### Problem details:
Return every line of the records below unchanged, character for character.

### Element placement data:
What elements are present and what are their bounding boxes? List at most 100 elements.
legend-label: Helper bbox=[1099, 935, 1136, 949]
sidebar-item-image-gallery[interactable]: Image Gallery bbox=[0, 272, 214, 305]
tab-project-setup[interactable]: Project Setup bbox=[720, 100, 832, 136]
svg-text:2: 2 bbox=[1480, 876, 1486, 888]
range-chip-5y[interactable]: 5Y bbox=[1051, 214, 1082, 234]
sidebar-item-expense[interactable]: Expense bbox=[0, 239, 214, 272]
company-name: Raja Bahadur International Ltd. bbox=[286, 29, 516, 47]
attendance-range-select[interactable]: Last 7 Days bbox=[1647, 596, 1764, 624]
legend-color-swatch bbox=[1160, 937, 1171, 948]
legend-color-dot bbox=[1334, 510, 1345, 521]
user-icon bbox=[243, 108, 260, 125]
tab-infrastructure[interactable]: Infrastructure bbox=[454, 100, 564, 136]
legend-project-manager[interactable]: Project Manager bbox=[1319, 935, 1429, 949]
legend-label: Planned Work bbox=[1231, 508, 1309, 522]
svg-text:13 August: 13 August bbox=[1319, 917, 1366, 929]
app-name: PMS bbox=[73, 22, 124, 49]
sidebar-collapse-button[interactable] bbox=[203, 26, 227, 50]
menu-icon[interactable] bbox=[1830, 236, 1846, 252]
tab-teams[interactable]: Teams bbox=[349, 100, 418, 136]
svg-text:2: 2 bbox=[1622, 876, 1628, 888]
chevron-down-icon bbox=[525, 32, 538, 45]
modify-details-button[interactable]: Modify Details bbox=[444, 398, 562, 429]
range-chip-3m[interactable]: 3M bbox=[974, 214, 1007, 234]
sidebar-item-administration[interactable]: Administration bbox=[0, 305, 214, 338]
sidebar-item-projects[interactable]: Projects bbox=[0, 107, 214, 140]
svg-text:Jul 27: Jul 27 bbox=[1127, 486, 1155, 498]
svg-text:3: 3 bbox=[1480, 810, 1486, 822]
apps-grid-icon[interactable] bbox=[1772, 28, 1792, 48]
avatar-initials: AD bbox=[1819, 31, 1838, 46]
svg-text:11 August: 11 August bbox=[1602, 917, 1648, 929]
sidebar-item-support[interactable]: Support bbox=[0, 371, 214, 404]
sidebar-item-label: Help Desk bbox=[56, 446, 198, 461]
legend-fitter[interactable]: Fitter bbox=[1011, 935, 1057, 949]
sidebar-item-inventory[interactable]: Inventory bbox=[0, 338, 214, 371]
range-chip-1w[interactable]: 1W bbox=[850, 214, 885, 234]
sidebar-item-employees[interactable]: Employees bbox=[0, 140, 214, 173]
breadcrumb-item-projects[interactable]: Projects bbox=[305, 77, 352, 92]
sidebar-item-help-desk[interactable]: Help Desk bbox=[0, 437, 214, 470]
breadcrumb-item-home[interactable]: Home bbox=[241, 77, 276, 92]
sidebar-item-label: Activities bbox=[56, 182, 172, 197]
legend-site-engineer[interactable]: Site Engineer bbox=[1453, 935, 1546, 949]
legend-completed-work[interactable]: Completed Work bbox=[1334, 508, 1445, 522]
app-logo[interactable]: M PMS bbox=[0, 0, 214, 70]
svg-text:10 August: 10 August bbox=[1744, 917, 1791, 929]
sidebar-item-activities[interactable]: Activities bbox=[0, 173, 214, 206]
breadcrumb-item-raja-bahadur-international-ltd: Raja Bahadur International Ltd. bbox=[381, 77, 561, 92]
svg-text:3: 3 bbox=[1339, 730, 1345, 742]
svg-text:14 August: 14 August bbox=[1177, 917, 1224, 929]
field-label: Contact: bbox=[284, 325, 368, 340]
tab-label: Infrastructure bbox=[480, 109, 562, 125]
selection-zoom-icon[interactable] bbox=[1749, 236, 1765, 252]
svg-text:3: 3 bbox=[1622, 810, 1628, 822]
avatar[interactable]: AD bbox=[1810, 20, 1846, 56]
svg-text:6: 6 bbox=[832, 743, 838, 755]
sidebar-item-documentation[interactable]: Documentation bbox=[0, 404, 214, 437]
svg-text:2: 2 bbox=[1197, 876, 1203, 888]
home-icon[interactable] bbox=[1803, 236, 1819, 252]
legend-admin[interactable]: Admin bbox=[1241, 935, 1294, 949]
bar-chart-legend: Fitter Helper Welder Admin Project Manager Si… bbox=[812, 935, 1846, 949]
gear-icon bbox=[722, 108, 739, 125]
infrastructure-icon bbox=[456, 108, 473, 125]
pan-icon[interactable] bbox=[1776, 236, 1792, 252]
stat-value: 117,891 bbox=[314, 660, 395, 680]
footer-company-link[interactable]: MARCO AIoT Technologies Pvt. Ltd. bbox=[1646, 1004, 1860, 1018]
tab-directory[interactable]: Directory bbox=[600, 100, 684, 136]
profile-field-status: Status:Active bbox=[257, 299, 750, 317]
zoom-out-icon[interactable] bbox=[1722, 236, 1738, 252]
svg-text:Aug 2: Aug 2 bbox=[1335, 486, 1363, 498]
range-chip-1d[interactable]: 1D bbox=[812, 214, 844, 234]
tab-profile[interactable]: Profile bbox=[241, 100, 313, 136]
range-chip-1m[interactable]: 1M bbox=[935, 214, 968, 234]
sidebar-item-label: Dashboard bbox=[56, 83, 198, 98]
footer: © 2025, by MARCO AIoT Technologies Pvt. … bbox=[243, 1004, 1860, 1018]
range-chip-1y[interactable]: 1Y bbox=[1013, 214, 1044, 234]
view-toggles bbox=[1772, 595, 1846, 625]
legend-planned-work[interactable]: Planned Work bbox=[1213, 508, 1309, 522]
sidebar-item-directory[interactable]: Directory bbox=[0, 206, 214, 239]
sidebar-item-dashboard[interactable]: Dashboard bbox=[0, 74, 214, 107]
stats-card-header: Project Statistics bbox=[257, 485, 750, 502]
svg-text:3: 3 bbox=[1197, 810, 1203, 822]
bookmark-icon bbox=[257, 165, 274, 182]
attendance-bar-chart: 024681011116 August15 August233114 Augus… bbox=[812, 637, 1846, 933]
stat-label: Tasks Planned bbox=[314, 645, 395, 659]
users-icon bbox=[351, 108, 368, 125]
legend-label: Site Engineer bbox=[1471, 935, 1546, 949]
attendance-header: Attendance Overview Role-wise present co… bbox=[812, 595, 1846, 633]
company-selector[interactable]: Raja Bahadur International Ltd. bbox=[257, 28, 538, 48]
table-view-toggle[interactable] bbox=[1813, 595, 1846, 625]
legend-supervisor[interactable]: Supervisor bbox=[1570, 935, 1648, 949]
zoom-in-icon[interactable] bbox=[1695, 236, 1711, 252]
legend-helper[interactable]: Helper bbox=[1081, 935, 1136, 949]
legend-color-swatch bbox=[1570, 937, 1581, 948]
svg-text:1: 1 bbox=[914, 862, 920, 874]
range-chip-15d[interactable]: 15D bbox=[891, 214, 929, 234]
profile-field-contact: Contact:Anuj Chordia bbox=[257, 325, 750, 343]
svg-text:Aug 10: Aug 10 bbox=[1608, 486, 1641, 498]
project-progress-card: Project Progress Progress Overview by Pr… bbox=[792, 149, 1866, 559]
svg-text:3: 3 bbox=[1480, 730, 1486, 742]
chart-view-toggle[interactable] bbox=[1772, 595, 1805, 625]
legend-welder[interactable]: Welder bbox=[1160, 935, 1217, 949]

### Answer to the task:
What elements are present and what are their bounding boxes? List at most 100 elements.
legend-label: Helper bbox=[1099, 935, 1136, 949]
sidebar-item-image-gallery[interactable]: Image Gallery bbox=[0, 272, 214, 305]
tab-project-setup[interactable]: Project Setup bbox=[720, 100, 832, 136]
svg-text:2: 2 bbox=[1480, 876, 1486, 888]
range-chip-5y[interactable]: 5Y bbox=[1051, 214, 1082, 234]
sidebar-item-expense[interactable]: Expense bbox=[0, 239, 214, 272]
company-name: Raja Bahadur International Ltd. bbox=[286, 29, 516, 47]
attendance-range-select[interactable]: Last 7 Days bbox=[1647, 596, 1764, 624]
legend-color-swatch bbox=[1160, 937, 1171, 948]
legend-color-dot bbox=[1334, 510, 1345, 521]
user-icon bbox=[243, 108, 260, 125]
tab-infrastructure[interactable]: Infrastructure bbox=[454, 100, 564, 136]
legend-project-manager[interactable]: Project Manager bbox=[1319, 935, 1429, 949]
legend-label: Planned Work bbox=[1231, 508, 1309, 522]
svg-text:13 August: 13 August bbox=[1319, 917, 1366, 929]
app-name: PMS bbox=[73, 22, 124, 49]
sidebar-collapse-button[interactable] bbox=[203, 26, 227, 50]
menu-icon[interactable] bbox=[1830, 236, 1846, 252]
tab-teams[interactable]: Teams bbox=[349, 100, 418, 136]
svg-text:2: 2 bbox=[1622, 876, 1628, 888]
chevron-down-icon bbox=[525, 32, 538, 45]
modify-details-button[interactable]: Modify Details bbox=[444, 398, 562, 429]
range-chip-3m[interactable]: 3M bbox=[974, 214, 1007, 234]
sidebar-item-administration[interactable]: Administration bbox=[0, 305, 214, 338]
sidebar-item-projects[interactable]: Projects bbox=[0, 107, 214, 140]
svg-text:Jul 27: Jul 27 bbox=[1127, 486, 1155, 498]
svg-text:3: 3 bbox=[1480, 810, 1486, 822]
apps-grid-icon[interactable] bbox=[1772, 28, 1792, 48]
avatar-initials: AD bbox=[1819, 31, 1838, 46]
svg-text:11 August: 11 August bbox=[1602, 917, 1648, 929]
sidebar-item-support[interactable]: Support bbox=[0, 371, 214, 404]
sidebar-item-label: Help Desk bbox=[56, 446, 198, 461]
legend-fitter[interactable]: Fitter bbox=[1011, 935, 1057, 949]
sidebar-item-inventory[interactable]: Inventory bbox=[0, 338, 214, 371]
range-chip-1w[interactable]: 1W bbox=[850, 214, 885, 234]
sidebar-item-employees[interactable]: Employees bbox=[0, 140, 214, 173]
breadcrumb-item-projects[interactable]: Projects bbox=[305, 77, 352, 92]
sidebar-item-help-desk[interactable]: Help Desk bbox=[0, 437, 214, 470]
breadcrumb-item-home[interactable]: Home bbox=[241, 77, 276, 92]
sidebar-item-label: Activities bbox=[56, 182, 172, 197]
legend-site-engineer[interactable]: Site Engineer bbox=[1453, 935, 1546, 949]
legend-completed-work[interactable]: Completed Work bbox=[1334, 508, 1445, 522]
app-logo[interactable]: M PMS bbox=[0, 0, 214, 70]
svg-text:10 August: 10 August bbox=[1744, 917, 1791, 929]
sidebar-item-activities[interactable]: Activities bbox=[0, 173, 214, 206]
breadcrumb-item-raja-bahadur-international-ltd: Raja Bahadur International Ltd. bbox=[381, 77, 561, 92]
svg-text:3: 3 bbox=[1339, 730, 1345, 742]
svg-text:14 August: 14 August bbox=[1177, 917, 1224, 929]
field-label: Contact: bbox=[284, 325, 368, 340]
tab-label: Infrastructure bbox=[480, 109, 562, 125]
selection-zoom-icon[interactable] bbox=[1749, 236, 1765, 252]
svg-text:3: 3 bbox=[1622, 810, 1628, 822]
avatar[interactable]: AD bbox=[1810, 20, 1846, 56]
svg-text:6: 6 bbox=[832, 743, 838, 755]
sidebar-item-documentation[interactable]: Documentation bbox=[0, 404, 214, 437]
svg-text:2: 2 bbox=[1197, 876, 1203, 888]
home-icon[interactable] bbox=[1803, 236, 1819, 252]
legend-admin[interactable]: Admin bbox=[1241, 935, 1294, 949]
bar-chart-legend: Fitter Helper Welder Admin Project Manager Si… bbox=[812, 935, 1846, 949]
gear-icon bbox=[722, 108, 739, 125]
infrastructure-icon bbox=[456, 108, 473, 125]
pan-icon[interactable] bbox=[1776, 236, 1792, 252]
stat-value: 117,891 bbox=[314, 660, 395, 680]
footer-company-link[interactable]: MARCO AIoT Technologies Pvt. Ltd. bbox=[1646, 1004, 1860, 1018]
tab-directory[interactable]: Directory bbox=[600, 100, 684, 136]
profile-field-status: Status:Active bbox=[257, 299, 750, 317]
zoom-out-icon[interactable] bbox=[1722, 236, 1738, 252]
svg-text:Aug 2: Aug 2 bbox=[1335, 486, 1363, 498]
range-chip-1d[interactable]: 1D bbox=[812, 214, 844, 234]
tab-profile[interactable]: Profile bbox=[241, 100, 313, 136]
range-chip-1m[interactable]: 1M bbox=[935, 214, 968, 234]
sidebar-item-label: Dashboard bbox=[56, 83, 198, 98]
footer: © 2025, by MARCO AIoT Technologies Pvt. … bbox=[243, 1004, 1860, 1018]
range-chip-1y[interactable]: 1Y bbox=[1013, 214, 1044, 234]
view-toggles bbox=[1772, 595, 1846, 625]
legend-planned-work[interactable]: Planned Work bbox=[1213, 508, 1309, 522]
sidebar-item-directory[interactable]: Directory bbox=[0, 206, 214, 239]
sidebar-item-dashboard[interactable]: Dashboard bbox=[0, 74, 214, 107]
stats-card-header: Project Statistics bbox=[257, 485, 750, 502]
svg-text:3: 3 bbox=[1197, 810, 1203, 822]
bookmark-icon bbox=[257, 165, 274, 182]
attendance-bar-chart: 024681011116 August15 August233114 Augus… bbox=[812, 637, 1846, 933]
stat-label: Tasks Planned bbox=[314, 645, 395, 659]
users-icon bbox=[351, 108, 368, 125]
legend-label: Site Engineer bbox=[1471, 935, 1546, 949]
attendance-header: Attendance Overview Role-wise present co… bbox=[812, 595, 1846, 633]
company-selector[interactable]: Raja Bahadur International Ltd. bbox=[257, 28, 538, 48]
table-view-toggle[interactable] bbox=[1813, 595, 1846, 625]
legend-supervisor[interactable]: Supervisor bbox=[1570, 935, 1648, 949]
zoom-in-icon[interactable] bbox=[1695, 236, 1711, 252]
legend-helper[interactable]: Helper bbox=[1081, 935, 1136, 949]
legend-color-swatch bbox=[1570, 937, 1581, 948]
svg-text:1: 1 bbox=[914, 862, 920, 874]
range-chip-15d[interactable]: 15D bbox=[891, 214, 929, 234]
profile-field-contact: Contact:Anuj Chordia bbox=[257, 325, 750, 343]
svg-text:Aug 10: Aug 10 bbox=[1608, 486, 1641, 498]
project-progress-card: Project Progress Progress Overview by Pr… bbox=[792, 149, 1866, 559]
svg-text:3: 3 bbox=[1480, 730, 1486, 742]
chart-view-toggle[interactable] bbox=[1772, 595, 1805, 625]
legend-welder[interactable]: Welder bbox=[1160, 935, 1217, 949]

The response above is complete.